[Start INPUT DATA]

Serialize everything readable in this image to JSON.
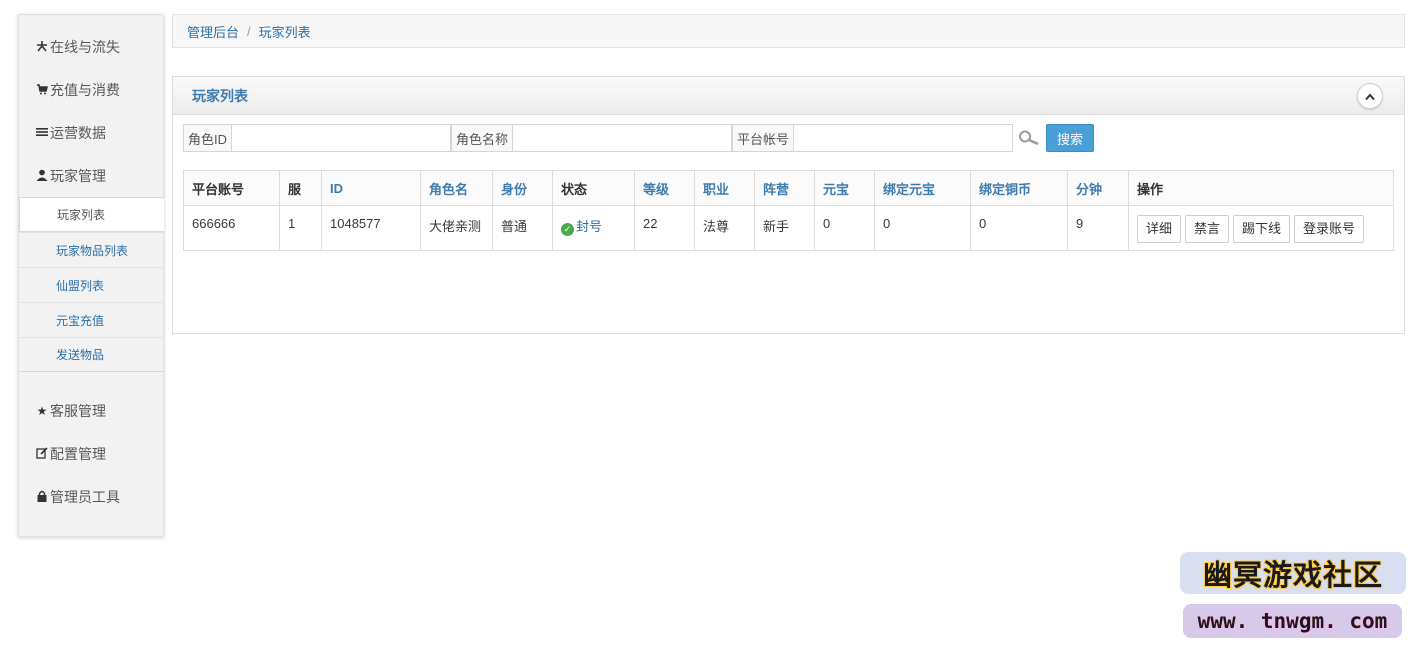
{
  "sidebar": {
    "items": [
      {
        "label": "在线与流失",
        "icon": "user-chart-icon"
      },
      {
        "label": "充值与消费",
        "icon": "cart-icon"
      },
      {
        "label": "运营数据",
        "icon": "list-icon"
      },
      {
        "label": "玩家管理",
        "icon": "user-icon"
      },
      {
        "label": "客服管理",
        "icon": "star-icon"
      },
      {
        "label": "配置管理",
        "icon": "edit-icon"
      },
      {
        "label": "管理员工具",
        "icon": "lock-icon"
      }
    ],
    "subitems": [
      {
        "label": "玩家列表",
        "active": true
      },
      {
        "label": "玩家物品列表"
      },
      {
        "label": "仙盟列表"
      },
      {
        "label": "元宝充值"
      },
      {
        "label": "发送物品"
      }
    ]
  },
  "breadcrumb": {
    "root": "管理后台",
    "separator": "/",
    "current": "玩家列表"
  },
  "panel": {
    "title": "玩家列表"
  },
  "search": {
    "role_id_label": "角色ID",
    "role_id_value": "",
    "role_name_label": "角色名称",
    "role_name_value": "",
    "platform_label": "平台帐号",
    "platform_value": "",
    "button": "搜索"
  },
  "table": {
    "headers": [
      "平台账号",
      "服",
      "ID",
      "角色名",
      "身份",
      "状态",
      "等级",
      "职业",
      "阵营",
      "元宝",
      "绑定元宝",
      "绑定铜币",
      "分钟",
      "操作"
    ],
    "rows": [
      {
        "platform_account": "666666",
        "server": "1",
        "id": "1048577",
        "role_name": "大佬亲测",
        "identity": "普通",
        "status": "封号",
        "level": "22",
        "profession": "法尊",
        "camp": "新手",
        "yuanbao": "0",
        "bound_yuanbao": "0",
        "bound_copper": "0",
        "minutes": "9",
        "actions": [
          "详细",
          "禁言",
          "踢下线",
          "登录账号"
        ]
      }
    ]
  },
  "watermark": {
    "title": "幽冥游戏社区",
    "url": "www. tnwgm. com"
  },
  "colors": {
    "link": "#2a6fa8",
    "primary_button": "#4a9fd6",
    "status_ok": "#4ca84c"
  }
}
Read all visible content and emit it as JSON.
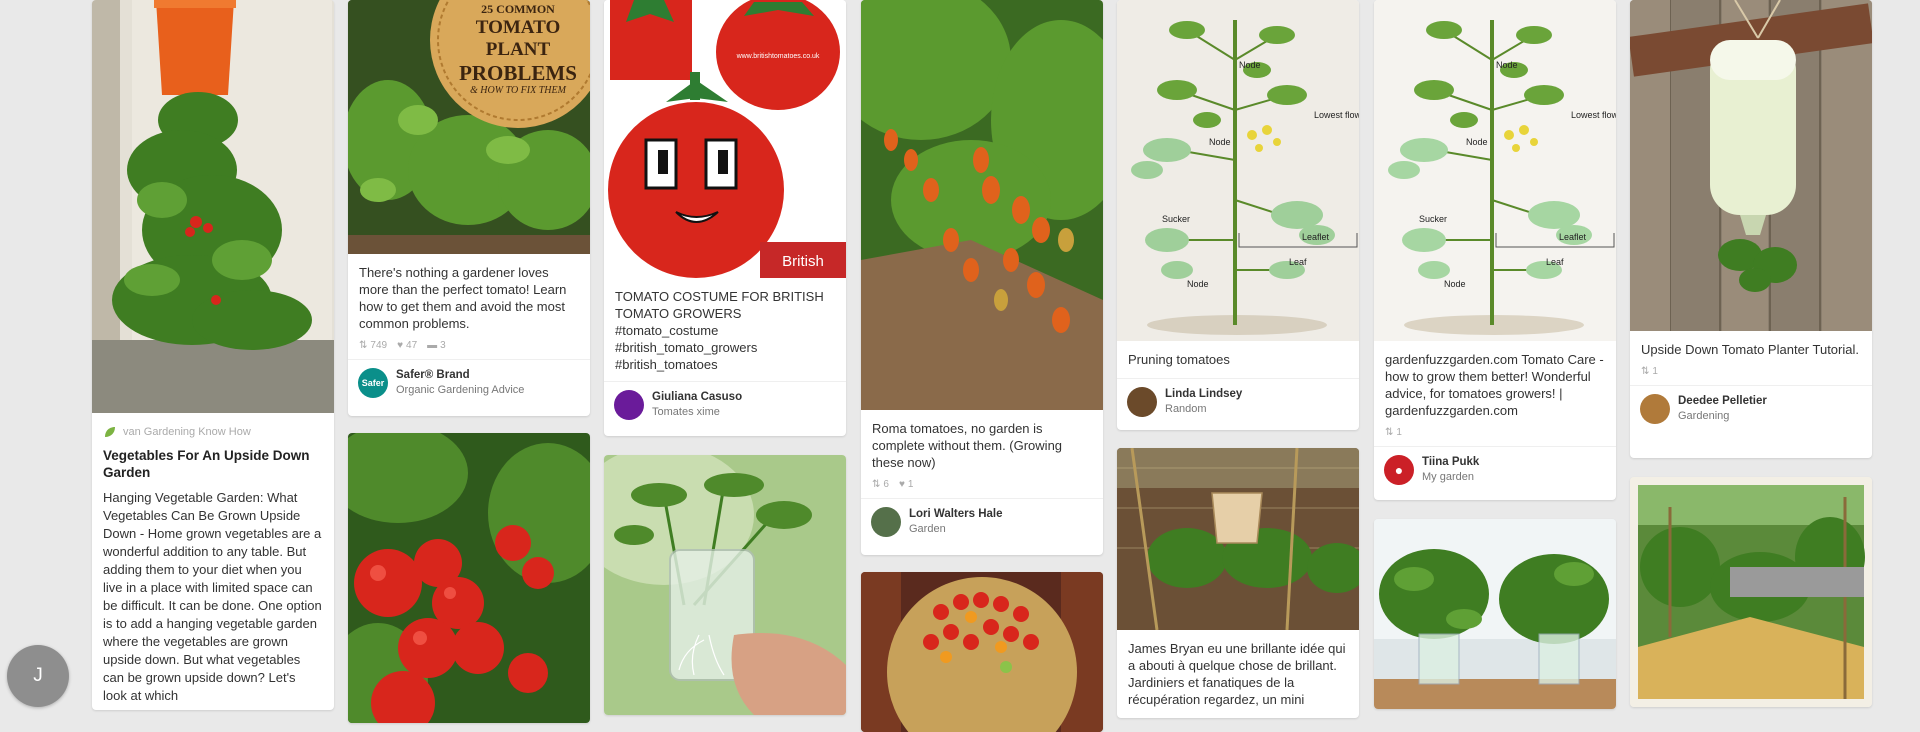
{
  "user": {
    "initial": "J"
  },
  "pins": {
    "upside_down_garden": {
      "via": "van Gardening Know How",
      "title": "Vegetables For An Upside Down Garden",
      "description": "Hanging Vegetable Garden: What Vegetables Can Be Grown Upside Down - Home grown vegetables are a wonderful addition to any table. But adding them to your diet when you live in a place with limited space can be difficult. It can be done. One option is to add a hanging vegetable garden where the vegetables are grown upside down. But what vegetables can be grown upside down? Let's look at which"
    },
    "problems": {
      "overlay_line1": "25 COMMON",
      "overlay_line2": "TOMATO PLANT",
      "overlay_line3": "PROBLEMS",
      "overlay_line4": "& HOW TO FIX THEM",
      "description": "There's nothing a gardener loves more than the perfect tomato! Learn how to get them and avoid the most common problems.",
      "repins": "749",
      "likes": "47",
      "comments": "3",
      "user_name": "Safer® Brand",
      "board": "Organic Gardening Advice",
      "avatar_text": "Safer"
    },
    "costume": {
      "description": "TOMATO COSTUME FOR BRITISH TOMATO GROWERS #tomato_costume #british_tomato_growers #british_tomatoes",
      "user_name": "Giuliana Casuso",
      "board": "Tomates xime",
      "url_text": "www.britishtomatoes.co.uk",
      "badge_text": "British"
    },
    "roma": {
      "description": "Roma tomatoes, no garden is complete without them. (Growing these now)",
      "repins": "6",
      "likes": "1",
      "user_name": "Lori Walters Hale",
      "board": "Garden"
    },
    "pruning": {
      "description": "Pruning tomatoes",
      "user_name": "Linda Lindsey",
      "board": "Random"
    },
    "fuzzgarden": {
      "description": "gardenfuzzgarden.com Tomato Care - how to grow them better! Wonderful advice, for tomatoes growers! | gardenfuzzgarden.com",
      "repins": "1",
      "user_name": "Tiina Pukk",
      "board": "My garden"
    },
    "planter": {
      "description": "Upside Down Tomato Planter Tutorial.",
      "repins": "1",
      "user_name": "Deedee Pelletier",
      "board": "Gardening"
    },
    "bryan": {
      "description": "James Bryan eu une brillante idée qui a abouti à quelque chose de brillant. Jardiniers et fanatiques de la récupération regardez, un mini"
    }
  },
  "diagram_labels": {
    "node": "Node",
    "lowest_flower_cluster": "Lowest flower cluster",
    "sucker": "Sucker",
    "leaflet": "Leaflet",
    "leaf": "Leaf"
  },
  "colors": {
    "background": "#e9e9e9",
    "tomato_red": "#d8261c",
    "leaf_green": "#4f8a2b",
    "pinterest_red": "#cb2027",
    "safer_teal": "#0a8f8a"
  }
}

[End INPUT DATA]

Without including any pictures, output all the entries above exactly.

CORRECT RESULT:
Serialize everything readable in this image to JSON.
{
  "sidebar": {
    "items": [
      {
        "label": "在线与流失",
        "icon": "user-chart-icon"
      },
      {
        "label": "充值与消费",
        "icon": "cart-icon"
      },
      {
        "label": "运营数据",
        "icon": "list-icon"
      },
      {
        "label": "玩家管理",
        "icon": "user-icon"
      },
      {
        "label": "客服管理",
        "icon": "star-icon"
      },
      {
        "label": "配置管理",
        "icon": "edit-icon"
      },
      {
        "label": "管理员工具",
        "icon": "lock-icon"
      }
    ],
    "subitems": [
      {
        "label": "玩家列表",
        "active": true
      },
      {
        "label": "玩家物品列表"
      },
      {
        "label": "仙盟列表"
      },
      {
        "label": "元宝充值"
      },
      {
        "label": "发送物品"
      }
    ]
  },
  "breadcrumb": {
    "root": "管理后台",
    "separator": "/",
    "current": "玩家列表"
  },
  "panel": {
    "title": "玩家列表"
  },
  "search": {
    "role_id_label": "角色ID",
    "role_id_value": "",
    "role_name_label": "角色名称",
    "role_name_value": "",
    "platform_label": "平台帐号",
    "platform_value": "",
    "button": "搜索"
  },
  "table": {
    "headers": [
      "平台账号",
      "服",
      "ID",
      "角色名",
      "身份",
      "状态",
      "等级",
      "职业",
      "阵营",
      "元宝",
      "绑定元宝",
      "绑定铜币",
      "分钟",
      "操作"
    ],
    "rows": [
      {
        "platform_account": "666666",
        "server": "1",
        "id": "1048577",
        "role_name": "大佬亲测",
        "identity": "普通",
        "status": "封号",
        "level": "22",
        "profession": "法尊",
        "camp": "新手",
        "yuanbao": "0",
        "bound_yuanbao": "0",
        "bound_copper": "0",
        "minutes": "9",
        "actions": [
          "详细",
          "禁言",
          "踢下线",
          "登录账号"
        ]
      }
    ]
  },
  "watermark": {
    "title": "幽冥游戏社区",
    "url": "www. tnwgm. com"
  },
  "colors": {
    "link": "#2a6fa8",
    "primary_button": "#4a9fd6",
    "status_ok": "#4ca84c"
  }
}
Read all visible content and emit it as JSON.
{
  "user": {
    "initial": "J"
  },
  "pins": {
    "upside_down_garden": {
      "via": "van Gardening Know How",
      "title": "Vegetables For An Upside Down Garden",
      "description": "Hanging Vegetable Garden: What Vegetables Can Be Grown Upside Down - Home grown vegetables are a wonderful addition to any table. But adding them to your diet when you live in a place with limited space can be difficult. It can be done. One option is to add a hanging vegetable garden where the vegetables are grown upside down. But what vegetables can be grown upside down? Let's look at which"
    },
    "problems": {
      "overlay_line1": "25 COMMON",
      "overlay_line2": "TOMATO PLANT",
      "overlay_line3": "PROBLEMS",
      "overlay_line4": "& HOW TO FIX THEM",
      "description": "There's nothing a gardener loves more than the perfect tomato! Learn how to get them and avoid the most common problems.",
      "repins": "749",
      "likes": "47",
      "comments": "3",
      "user_name": "Safer® Brand",
      "board": "Organic Gardening Advice",
      "avatar_text": "Safer"
    },
    "costume": {
      "description": "TOMATO COSTUME FOR BRITISH TOMATO GROWERS #tomato_costume #british_tomato_growers #british_tomatoes",
      "user_name": "Giuliana Casuso",
      "board": "Tomates xime",
      "url_text": "www.britishtomatoes.co.uk",
      "badge_text": "British"
    },
    "roma": {
      "description": "Roma tomatoes, no garden is complete without them. (Growing these now)",
      "repins": "6",
      "likes": "1",
      "user_name": "Lori Walters Hale",
      "board": "Garden"
    },
    "pruning": {
      "description": "Pruning tomatoes",
      "user_name": "Linda Lindsey",
      "board": "Random"
    },
    "fuzzgarden": {
      "description": "gardenfuzzgarden.com Tomato Care - how to grow them better! Wonderful advice, for tomatoes growers! | gardenfuzzgarden.com",
      "repins": "1",
      "user_name": "Tiina Pukk",
      "board": "My garden"
    },
    "planter": {
      "description": "Upside Down Tomato Planter Tutorial.",
      "repins": "1",
      "user_name": "Deedee Pelletier",
      "board": "Gardening"
    },
    "bryan": {
      "description": "James Bryan eu une brillante idée qui a abouti à quelque chose de brillant. Jardiniers et fanatiques de la récupération regardez, un mini"
    }
  },
  "diagram_labels": {
    "node": "Node",
    "lowest_flower_cluster": "Lowest flower cluster",
    "sucker": "Sucker",
    "leaflet": "Leaflet",
    "leaf": "Leaf"
  },
  "colors": {
    "background": "#e9e9e9",
    "tomato_red": "#d8261c",
    "leaf_green": "#4f8a2b",
    "pinterest_red": "#cb2027",
    "safer_teal": "#0a8f8a"
  }
}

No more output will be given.